(YOUR INSTRUCTIONS) Each line below should be quoted exactly, please.

Records from a dataset:
=-=-=

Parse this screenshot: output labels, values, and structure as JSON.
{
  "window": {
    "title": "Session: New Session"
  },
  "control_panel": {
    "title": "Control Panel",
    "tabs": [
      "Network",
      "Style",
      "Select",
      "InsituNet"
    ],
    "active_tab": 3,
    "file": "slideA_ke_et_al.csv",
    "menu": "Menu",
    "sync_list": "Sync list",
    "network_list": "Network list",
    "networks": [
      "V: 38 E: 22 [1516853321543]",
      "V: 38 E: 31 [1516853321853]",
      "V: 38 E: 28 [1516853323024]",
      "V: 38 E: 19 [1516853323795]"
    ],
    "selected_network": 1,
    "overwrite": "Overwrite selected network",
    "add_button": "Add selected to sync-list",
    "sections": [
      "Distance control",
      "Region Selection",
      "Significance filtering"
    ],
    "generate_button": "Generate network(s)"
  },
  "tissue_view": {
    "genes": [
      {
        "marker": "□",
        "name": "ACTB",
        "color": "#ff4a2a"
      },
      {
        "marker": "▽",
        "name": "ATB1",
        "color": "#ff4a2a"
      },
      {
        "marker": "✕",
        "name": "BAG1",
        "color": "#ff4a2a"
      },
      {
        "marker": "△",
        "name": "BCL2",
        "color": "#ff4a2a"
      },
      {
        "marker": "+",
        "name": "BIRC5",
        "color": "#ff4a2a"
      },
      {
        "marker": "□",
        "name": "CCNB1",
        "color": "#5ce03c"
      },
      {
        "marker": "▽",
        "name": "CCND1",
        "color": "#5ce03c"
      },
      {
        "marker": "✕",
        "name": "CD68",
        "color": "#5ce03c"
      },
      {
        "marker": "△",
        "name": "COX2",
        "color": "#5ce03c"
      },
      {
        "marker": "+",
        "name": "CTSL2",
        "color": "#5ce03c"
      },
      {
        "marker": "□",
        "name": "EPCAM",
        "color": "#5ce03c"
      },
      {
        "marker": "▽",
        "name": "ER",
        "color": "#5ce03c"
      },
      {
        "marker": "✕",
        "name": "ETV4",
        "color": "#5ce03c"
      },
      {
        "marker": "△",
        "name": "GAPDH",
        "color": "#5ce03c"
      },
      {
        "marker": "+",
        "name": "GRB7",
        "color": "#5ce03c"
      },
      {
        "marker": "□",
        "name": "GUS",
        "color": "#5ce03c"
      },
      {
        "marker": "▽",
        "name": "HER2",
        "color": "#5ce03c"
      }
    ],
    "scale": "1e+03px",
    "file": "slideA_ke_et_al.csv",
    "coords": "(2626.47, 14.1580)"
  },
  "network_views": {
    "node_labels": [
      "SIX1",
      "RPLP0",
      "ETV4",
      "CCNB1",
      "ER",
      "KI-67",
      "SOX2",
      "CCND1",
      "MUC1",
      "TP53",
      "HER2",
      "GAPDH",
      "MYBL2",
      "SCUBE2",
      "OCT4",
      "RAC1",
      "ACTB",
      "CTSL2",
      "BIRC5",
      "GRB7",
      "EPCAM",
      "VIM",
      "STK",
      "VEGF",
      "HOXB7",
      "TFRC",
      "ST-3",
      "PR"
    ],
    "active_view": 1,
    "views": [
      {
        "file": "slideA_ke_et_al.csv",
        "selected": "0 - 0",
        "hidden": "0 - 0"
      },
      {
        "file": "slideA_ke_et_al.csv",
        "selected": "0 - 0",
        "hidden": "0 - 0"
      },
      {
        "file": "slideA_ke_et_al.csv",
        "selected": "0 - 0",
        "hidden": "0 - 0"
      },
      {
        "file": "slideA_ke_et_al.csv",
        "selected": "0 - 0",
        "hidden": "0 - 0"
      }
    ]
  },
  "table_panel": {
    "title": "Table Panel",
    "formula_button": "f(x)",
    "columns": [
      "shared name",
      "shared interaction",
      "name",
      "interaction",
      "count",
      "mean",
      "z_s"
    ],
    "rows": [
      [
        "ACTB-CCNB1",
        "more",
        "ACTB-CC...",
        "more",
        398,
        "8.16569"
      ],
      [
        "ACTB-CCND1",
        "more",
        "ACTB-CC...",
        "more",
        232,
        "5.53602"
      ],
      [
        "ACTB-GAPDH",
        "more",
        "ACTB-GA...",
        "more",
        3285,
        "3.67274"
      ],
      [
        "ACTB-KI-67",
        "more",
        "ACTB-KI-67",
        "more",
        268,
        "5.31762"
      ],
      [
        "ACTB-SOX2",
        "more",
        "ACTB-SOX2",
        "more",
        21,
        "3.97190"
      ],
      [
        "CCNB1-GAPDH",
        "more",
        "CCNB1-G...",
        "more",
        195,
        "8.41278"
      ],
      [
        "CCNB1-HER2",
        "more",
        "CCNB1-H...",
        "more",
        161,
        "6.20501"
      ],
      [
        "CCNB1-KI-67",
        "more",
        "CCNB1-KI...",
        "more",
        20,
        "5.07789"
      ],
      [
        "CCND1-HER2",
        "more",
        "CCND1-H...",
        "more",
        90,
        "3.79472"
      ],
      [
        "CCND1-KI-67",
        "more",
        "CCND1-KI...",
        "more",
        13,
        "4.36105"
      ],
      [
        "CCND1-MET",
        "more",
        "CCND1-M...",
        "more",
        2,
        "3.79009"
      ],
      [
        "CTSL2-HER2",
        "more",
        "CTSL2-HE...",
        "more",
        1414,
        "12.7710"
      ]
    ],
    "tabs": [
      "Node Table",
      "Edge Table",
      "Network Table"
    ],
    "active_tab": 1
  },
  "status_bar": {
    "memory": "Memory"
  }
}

=-=-=

(EXPECTED OUTPUT)
Parse this screenshot: output labels, values, and structure as JSON.
{
  "window": {
    "title": "Session: New Session"
  },
  "control_panel": {
    "title": "Control Panel",
    "tabs": [
      "Network",
      "Style",
      "Select",
      "InsituNet"
    ],
    "active_tab": 3,
    "file": "slideA_ke_et_al.csv",
    "menu": "Menu",
    "sync_list": "Sync list",
    "network_list": "Network list",
    "networks": [
      "V: 38 E: 22 [1516853321543]",
      "V: 38 E: 31 [1516853321853]",
      "V: 38 E: 28 [1516853323024]",
      "V: 38 E: 19 [1516853323795]"
    ],
    "selected_network": 1,
    "overwrite": "Overwrite selected network",
    "add_button": "Add selected to sync-list",
    "sections": [
      "Distance control",
      "Region Selection",
      "Significance filtering"
    ],
    "generate_button": "Generate network(s)"
  },
  "tissue_view": {
    "genes": [
      {
        "marker": "□",
        "name": "ACTB",
        "color": "#ff4a2a"
      },
      {
        "marker": "▽",
        "name": "ATB1",
        "color": "#ff4a2a"
      },
      {
        "marker": "✕",
        "name": "BAG1",
        "color": "#ff4a2a"
      },
      {
        "marker": "△",
        "name": "BCL2",
        "color": "#ff4a2a"
      },
      {
        "marker": "+",
        "name": "BIRC5",
        "color": "#ff4a2a"
      },
      {
        "marker": "□",
        "name": "CCNB1",
        "color": "#5ce03c"
      },
      {
        "marker": "▽",
        "name": "CCND1",
        "color": "#5ce03c"
      },
      {
        "marker": "✕",
        "name": "CD68",
        "color": "#5ce03c"
      },
      {
        "marker": "△",
        "name": "COX2",
        "color": "#5ce03c"
      },
      {
        "marker": "+",
        "name": "CTSL2",
        "color": "#5ce03c"
      },
      {
        "marker": "□",
        "name": "EPCAM",
        "color": "#5ce03c"
      },
      {
        "marker": "▽",
        "name": "ER",
        "color": "#5ce03c"
      },
      {
        "marker": "✕",
        "name": "ETV4",
        "color": "#5ce03c"
      },
      {
        "marker": "△",
        "name": "GAPDH",
        "color": "#5ce03c"
      },
      {
        "marker": "+",
        "name": "GRB7",
        "color": "#5ce03c"
      },
      {
        "marker": "□",
        "name": "GUS",
        "color": "#5ce03c"
      },
      {
        "marker": "▽",
        "name": "HER2",
        "color": "#5ce03c"
      }
    ],
    "scale": "1e+03px",
    "file": "slideA_ke_et_al.csv",
    "coords": "(2626.47, 14.1580)"
  },
  "network_views": {
    "node_labels": [
      "SIX1",
      "RPLP0",
      "ETV4",
      "CCNB1",
      "ER",
      "KI-67",
      "SOX2",
      "CCND1",
      "MUC1",
      "TP53",
      "HER2",
      "GAPDH",
      "MYBL2",
      "SCUBE2",
      "OCT4",
      "RAC1",
      "ACTB",
      "CTSL2",
      "BIRC5",
      "GRB7",
      "EPCAM",
      "VIM",
      "STK",
      "VEGF",
      "HOXB7",
      "TFRC",
      "ST-3",
      "PR"
    ],
    "active_view": 1,
    "views": [
      {
        "file": "slideA_ke_et_al.csv",
        "selected": "0 - 0",
        "hidden": "0 - 0"
      },
      {
        "file": "slideA_ke_et_al.csv",
        "selected": "0 - 0",
        "hidden": "0 - 0"
      },
      {
        "file": "slideA_ke_et_al.csv",
        "selected": "0 - 0",
        "hidden": "0 - 0"
      },
      {
        "file": "slideA_ke_et_al.csv",
        "selected": "0 - 0",
        "hidden": "0 - 0"
      }
    ]
  },
  "table_panel": {
    "title": "Table Panel",
    "formula_button": "f(x)",
    "columns": [
      "shared name",
      "shared interaction",
      "name",
      "interaction",
      "count",
      "mean",
      "z_s"
    ],
    "rows": [
      [
        "ACTB-CCNB1",
        "more",
        "ACTB-CC...",
        "more",
        398,
        "8.16569"
      ],
      [
        "ACTB-CCND1",
        "more",
        "ACTB-CC...",
        "more",
        232,
        "5.53602"
      ],
      [
        "ACTB-GAPDH",
        "more",
        "ACTB-GA...",
        "more",
        3285,
        "3.67274"
      ],
      [
        "ACTB-KI-67",
        "more",
        "ACTB-KI-67",
        "more",
        268,
        "5.31762"
      ],
      [
        "ACTB-SOX2",
        "more",
        "ACTB-SOX2",
        "more",
        21,
        "3.97190"
      ],
      [
        "CCNB1-GAPDH",
        "more",
        "CCNB1-G...",
        "more",
        195,
        "8.41278"
      ],
      [
        "CCNB1-HER2",
        "more",
        "CCNB1-H...",
        "more",
        161,
        "6.20501"
      ],
      [
        "CCNB1-KI-67",
        "more",
        "CCNB1-KI...",
        "more",
        20,
        "5.07789"
      ],
      [
        "CCND1-HER2",
        "more",
        "CCND1-H...",
        "more",
        90,
        "3.79472"
      ],
      [
        "CCND1-KI-67",
        "more",
        "CCND1-KI...",
        "more",
        13,
        "4.36105"
      ],
      [
        "CCND1-MET",
        "more",
        "CCND1-M...",
        "more",
        2,
        "3.79009"
      ],
      [
        "CTSL2-HER2",
        "more",
        "CTSL2-HE...",
        "more",
        1414,
        "12.7710"
      ]
    ],
    "tabs": [
      "Node Table",
      "Edge Table",
      "Network Table"
    ],
    "active_tab": 1
  },
  "status_bar": {
    "memory": "Memory"
  }
}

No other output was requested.